%%

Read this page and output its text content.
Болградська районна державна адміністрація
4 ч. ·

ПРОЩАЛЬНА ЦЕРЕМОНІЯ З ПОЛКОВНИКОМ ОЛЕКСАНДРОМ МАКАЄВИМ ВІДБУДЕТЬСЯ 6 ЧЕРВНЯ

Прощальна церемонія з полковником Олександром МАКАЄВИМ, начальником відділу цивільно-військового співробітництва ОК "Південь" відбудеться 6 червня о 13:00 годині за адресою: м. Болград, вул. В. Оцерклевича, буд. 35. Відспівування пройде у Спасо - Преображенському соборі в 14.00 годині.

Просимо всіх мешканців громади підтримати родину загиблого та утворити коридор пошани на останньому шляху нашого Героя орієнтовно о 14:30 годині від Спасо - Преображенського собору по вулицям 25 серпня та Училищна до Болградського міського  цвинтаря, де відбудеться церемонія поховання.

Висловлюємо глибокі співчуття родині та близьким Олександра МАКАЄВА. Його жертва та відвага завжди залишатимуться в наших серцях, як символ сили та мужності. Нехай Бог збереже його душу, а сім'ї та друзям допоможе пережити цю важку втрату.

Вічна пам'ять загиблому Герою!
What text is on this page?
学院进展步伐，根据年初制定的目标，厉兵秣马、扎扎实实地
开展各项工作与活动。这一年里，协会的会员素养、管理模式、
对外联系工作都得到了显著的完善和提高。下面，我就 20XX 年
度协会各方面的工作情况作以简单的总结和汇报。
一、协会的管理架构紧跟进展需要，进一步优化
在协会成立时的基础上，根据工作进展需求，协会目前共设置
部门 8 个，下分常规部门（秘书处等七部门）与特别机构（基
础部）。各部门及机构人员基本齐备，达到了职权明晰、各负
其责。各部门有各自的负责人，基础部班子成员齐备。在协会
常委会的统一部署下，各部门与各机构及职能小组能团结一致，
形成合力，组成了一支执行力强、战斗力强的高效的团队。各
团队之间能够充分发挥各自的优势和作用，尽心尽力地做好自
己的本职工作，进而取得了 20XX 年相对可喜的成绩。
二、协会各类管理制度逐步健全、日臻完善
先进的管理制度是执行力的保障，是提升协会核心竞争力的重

%%

- [Directions for this task]: Copy out each line of the entries that holds "text".

- [Answer]:
Read this page and output its text content.
What text is on this page?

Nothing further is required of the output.